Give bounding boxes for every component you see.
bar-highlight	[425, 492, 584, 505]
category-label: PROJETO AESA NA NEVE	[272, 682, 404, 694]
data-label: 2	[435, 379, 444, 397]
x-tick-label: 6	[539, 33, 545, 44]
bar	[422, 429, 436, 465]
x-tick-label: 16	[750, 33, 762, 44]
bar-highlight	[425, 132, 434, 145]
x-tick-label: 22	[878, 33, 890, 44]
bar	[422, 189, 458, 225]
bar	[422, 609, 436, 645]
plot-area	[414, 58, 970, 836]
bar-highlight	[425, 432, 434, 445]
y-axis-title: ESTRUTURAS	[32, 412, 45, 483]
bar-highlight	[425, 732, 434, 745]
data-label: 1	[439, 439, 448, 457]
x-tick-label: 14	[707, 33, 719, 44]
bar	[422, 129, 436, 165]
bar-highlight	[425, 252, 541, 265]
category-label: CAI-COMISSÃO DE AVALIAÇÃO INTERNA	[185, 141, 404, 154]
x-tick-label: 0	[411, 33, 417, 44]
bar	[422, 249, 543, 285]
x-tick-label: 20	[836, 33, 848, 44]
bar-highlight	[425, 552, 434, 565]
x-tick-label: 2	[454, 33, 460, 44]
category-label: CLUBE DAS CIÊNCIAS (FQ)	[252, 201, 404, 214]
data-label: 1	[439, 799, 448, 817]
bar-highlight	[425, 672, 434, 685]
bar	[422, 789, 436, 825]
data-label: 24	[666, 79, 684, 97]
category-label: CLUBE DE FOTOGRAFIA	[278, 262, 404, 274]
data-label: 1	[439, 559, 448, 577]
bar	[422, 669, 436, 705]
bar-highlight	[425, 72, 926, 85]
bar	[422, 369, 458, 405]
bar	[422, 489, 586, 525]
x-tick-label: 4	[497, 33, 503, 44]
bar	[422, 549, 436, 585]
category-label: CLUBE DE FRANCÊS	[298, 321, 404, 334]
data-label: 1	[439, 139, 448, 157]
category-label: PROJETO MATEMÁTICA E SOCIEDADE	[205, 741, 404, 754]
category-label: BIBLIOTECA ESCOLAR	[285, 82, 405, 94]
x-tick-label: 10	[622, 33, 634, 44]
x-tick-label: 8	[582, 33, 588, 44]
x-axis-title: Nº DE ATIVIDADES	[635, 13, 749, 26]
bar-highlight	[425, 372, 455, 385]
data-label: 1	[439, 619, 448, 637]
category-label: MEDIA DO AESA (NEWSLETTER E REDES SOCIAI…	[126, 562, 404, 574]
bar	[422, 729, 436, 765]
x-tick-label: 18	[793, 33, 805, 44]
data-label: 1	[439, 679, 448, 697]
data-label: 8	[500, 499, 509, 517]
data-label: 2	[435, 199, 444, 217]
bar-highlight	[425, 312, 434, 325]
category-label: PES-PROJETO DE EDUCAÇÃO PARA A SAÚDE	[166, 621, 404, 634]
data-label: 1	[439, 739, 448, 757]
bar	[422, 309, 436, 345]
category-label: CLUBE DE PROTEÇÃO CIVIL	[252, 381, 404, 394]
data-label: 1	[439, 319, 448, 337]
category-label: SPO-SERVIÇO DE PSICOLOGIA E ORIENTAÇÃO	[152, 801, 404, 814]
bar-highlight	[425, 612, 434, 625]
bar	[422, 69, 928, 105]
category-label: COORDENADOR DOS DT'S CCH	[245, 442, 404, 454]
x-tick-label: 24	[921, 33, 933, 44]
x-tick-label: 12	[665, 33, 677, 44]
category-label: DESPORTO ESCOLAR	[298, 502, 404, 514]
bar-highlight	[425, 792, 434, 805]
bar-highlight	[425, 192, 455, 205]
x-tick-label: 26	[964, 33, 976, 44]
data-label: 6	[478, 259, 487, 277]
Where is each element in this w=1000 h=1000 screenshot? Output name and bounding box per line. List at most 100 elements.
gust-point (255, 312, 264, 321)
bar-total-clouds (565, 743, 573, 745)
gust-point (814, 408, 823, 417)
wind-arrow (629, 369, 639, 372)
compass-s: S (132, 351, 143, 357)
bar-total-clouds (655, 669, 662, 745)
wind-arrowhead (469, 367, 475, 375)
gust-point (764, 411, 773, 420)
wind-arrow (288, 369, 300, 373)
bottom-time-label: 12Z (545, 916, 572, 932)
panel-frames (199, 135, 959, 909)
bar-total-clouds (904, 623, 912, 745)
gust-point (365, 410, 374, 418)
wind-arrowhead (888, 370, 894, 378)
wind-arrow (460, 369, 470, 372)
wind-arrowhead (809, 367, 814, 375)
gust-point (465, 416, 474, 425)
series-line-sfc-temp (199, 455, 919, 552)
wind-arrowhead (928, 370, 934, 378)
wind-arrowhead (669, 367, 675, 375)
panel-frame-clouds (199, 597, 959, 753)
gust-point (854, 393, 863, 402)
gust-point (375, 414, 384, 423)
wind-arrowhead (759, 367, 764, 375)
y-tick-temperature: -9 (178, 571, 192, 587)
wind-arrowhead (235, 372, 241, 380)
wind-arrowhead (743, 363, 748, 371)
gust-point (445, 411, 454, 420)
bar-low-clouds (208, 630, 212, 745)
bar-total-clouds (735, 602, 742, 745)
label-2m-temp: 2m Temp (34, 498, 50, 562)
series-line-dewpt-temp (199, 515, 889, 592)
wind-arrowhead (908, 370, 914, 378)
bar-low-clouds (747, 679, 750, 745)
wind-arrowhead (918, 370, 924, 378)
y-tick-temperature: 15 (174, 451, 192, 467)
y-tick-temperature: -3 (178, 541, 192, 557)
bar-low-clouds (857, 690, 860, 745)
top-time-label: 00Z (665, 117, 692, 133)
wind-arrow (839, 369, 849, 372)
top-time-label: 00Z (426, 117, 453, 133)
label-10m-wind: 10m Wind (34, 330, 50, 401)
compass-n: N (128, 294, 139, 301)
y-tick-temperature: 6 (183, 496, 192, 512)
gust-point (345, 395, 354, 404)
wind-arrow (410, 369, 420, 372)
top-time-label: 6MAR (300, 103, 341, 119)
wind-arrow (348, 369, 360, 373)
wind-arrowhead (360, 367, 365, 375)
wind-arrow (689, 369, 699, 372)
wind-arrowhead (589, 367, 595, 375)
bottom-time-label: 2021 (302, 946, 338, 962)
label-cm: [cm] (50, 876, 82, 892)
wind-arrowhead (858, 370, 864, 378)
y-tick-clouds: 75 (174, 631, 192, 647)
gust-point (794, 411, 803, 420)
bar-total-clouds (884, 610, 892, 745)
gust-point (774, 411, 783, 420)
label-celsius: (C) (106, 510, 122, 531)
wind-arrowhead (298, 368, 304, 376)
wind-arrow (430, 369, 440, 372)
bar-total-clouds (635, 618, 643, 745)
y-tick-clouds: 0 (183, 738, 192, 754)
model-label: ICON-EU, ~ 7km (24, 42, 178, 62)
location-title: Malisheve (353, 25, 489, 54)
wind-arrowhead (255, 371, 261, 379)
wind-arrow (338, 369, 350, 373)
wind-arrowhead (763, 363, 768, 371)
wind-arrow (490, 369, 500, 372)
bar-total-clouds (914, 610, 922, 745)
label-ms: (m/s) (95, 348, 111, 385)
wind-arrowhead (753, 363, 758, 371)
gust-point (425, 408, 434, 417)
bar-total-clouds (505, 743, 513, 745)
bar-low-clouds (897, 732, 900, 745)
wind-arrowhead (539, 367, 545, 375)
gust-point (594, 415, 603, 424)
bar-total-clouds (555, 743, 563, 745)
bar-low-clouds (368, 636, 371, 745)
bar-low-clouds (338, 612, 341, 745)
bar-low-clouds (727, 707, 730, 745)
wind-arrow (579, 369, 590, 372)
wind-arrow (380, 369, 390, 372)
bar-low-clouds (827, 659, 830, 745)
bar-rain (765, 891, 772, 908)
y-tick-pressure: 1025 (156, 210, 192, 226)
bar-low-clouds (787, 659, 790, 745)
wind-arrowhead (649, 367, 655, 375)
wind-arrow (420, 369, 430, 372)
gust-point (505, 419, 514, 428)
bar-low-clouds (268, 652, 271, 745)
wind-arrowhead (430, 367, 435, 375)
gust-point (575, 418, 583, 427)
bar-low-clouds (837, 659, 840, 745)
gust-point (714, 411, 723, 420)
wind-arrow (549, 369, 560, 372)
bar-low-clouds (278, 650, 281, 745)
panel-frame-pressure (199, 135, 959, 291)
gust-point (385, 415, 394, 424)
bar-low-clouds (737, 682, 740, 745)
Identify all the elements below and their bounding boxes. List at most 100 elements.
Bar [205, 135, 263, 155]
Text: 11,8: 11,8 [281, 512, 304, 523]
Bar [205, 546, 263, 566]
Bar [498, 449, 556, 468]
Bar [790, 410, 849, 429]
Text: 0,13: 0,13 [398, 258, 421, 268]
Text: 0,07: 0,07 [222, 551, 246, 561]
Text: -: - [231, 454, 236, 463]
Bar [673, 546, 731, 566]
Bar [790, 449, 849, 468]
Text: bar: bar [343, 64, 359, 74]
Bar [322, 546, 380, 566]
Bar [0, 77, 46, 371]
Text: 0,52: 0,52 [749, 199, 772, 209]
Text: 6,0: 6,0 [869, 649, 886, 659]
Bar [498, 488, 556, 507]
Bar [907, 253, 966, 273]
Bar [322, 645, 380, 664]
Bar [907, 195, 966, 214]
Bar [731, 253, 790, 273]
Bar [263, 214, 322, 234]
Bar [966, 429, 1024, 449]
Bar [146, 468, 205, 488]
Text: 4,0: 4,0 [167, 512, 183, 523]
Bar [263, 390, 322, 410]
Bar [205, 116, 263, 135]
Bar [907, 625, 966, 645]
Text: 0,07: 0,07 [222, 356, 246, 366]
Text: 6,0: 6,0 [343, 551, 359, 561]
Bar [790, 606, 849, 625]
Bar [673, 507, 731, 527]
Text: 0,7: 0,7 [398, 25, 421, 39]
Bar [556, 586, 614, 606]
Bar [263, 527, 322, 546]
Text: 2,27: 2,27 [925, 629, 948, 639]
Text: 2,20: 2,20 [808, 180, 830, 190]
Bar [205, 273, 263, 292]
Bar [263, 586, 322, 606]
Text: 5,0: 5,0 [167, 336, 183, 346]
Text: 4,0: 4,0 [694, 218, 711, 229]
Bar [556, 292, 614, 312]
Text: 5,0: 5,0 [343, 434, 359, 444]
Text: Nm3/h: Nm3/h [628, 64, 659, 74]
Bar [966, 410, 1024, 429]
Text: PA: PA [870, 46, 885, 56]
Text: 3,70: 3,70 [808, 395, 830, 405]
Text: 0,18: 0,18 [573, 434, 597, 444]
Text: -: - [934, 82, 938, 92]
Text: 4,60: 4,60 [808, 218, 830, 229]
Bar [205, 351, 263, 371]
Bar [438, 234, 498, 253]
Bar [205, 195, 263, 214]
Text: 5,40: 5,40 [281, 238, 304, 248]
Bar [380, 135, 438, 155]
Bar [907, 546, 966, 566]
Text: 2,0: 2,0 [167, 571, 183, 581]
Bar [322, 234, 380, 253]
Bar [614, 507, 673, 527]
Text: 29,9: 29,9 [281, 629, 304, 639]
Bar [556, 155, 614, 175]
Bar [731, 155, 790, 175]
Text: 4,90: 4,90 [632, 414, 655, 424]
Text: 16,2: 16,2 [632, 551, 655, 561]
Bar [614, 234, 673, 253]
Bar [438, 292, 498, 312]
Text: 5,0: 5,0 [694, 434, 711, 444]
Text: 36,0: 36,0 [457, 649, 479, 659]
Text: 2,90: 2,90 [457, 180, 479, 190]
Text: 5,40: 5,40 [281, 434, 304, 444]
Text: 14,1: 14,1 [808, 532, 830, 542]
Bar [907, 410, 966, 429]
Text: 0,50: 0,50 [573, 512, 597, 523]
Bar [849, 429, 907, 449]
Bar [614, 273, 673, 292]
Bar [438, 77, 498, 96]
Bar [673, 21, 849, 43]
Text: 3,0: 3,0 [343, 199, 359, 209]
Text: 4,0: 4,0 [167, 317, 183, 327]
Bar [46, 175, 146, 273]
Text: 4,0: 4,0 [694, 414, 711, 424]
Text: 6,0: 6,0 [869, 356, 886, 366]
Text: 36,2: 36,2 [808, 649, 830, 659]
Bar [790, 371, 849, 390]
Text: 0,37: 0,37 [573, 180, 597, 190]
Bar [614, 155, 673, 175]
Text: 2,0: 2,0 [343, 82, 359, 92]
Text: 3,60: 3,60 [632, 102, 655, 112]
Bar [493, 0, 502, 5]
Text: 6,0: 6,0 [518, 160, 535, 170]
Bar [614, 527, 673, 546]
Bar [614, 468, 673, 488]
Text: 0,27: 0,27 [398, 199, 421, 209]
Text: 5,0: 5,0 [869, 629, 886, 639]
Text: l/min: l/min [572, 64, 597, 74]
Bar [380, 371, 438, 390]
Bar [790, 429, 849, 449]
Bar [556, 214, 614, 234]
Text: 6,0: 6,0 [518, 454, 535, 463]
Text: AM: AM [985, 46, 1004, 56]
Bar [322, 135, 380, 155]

*The request*
Starting with the first line of the rows above and continuing through the line that contains "549, 436, 585]", express those lines as a JSON list of strings, one string per line, with blank lines left out.

*Exercise solution*
[
  "Give bounding boxes for every component you see.",
  "bar-highlight\t[425, 492, 584, 505]",
  "category-label: PROJETO AESA NA NEVE\t[272, 682, 404, 694]",
  "data-label: 2\t[435, 379, 444, 397]",
  "x-tick-label: 6\t[539, 33, 545, 44]",
  "bar\t[422, 429, 436, 465]",
  "x-tick-label: 16\t[750, 33, 762, 44]",
  "bar-highlight\t[425, 132, 434, 145]",
  "x-tick-label: 22\t[878, 33, 890, 44]",
  "bar\t[422, 189, 458, 225]",
  "bar\t[422, 609, 436, 645]",
  "plot-area\t[414, 58, 970, 836]",
  "bar-highlight\t[425, 432, 434, 445]",
  "y-axis-title: ESTRUTURAS\t[32, 412, 45, 483]",
  "bar-highlight\t[425, 732, 434, 745]",
  "data-label: 1\t[439, 439, 448, 457]",
  "x-tick-label: 14\t[707, 33, 719, 44]",
  "bar\t[422, 129, 436, 165]",
  "bar-highlight\t[425, 252, 541, 265]",
  "category-label: CAI-COMISSÃO DE AVALIAÇÃO INTERNA\t[185, 141, 404, 154]",
  "x-tick-label: 0\t[411, 33, 417, 44]",
  "bar\t[422, 249, 543, 285]",
  "x-tick-label: 20\t[836, 33, 848, 44]",
  "bar-highlight\t[425, 552, 434, 565]",
  "x-tick-label: 2\t[454, 33, 460, 44]",
  "category-label: CLUBE DAS CIÊNCIAS (FQ)\t[252, 201, 404, 214]",
  "data-label: 1\t[439, 799, 448, 817]",
  "bar-highlight\t[425, 672, 434, 685]",
  "bar\t[422, 789, 436, 825]",
  "data-label: 24\t[666, 79, 684, 97]",
  "category-label: CLUBE DE FOTOGRAFIA\t[278, 262, 404, 274]",
  "data-label: 1\t[439, 559, 448, 577]",
  "bar\t[422, 669, 436, 705]",
  "bar-highlight\t[425, 72, 926, 85]",
  "bar\t[422, 369, 458, 405]",
  "bar\t[422, 489, 586, 525]",
  "x-tick-label: 4\t[497, 33, 503, 44]",
  "bar\t[422, 549, 436, 585]"
]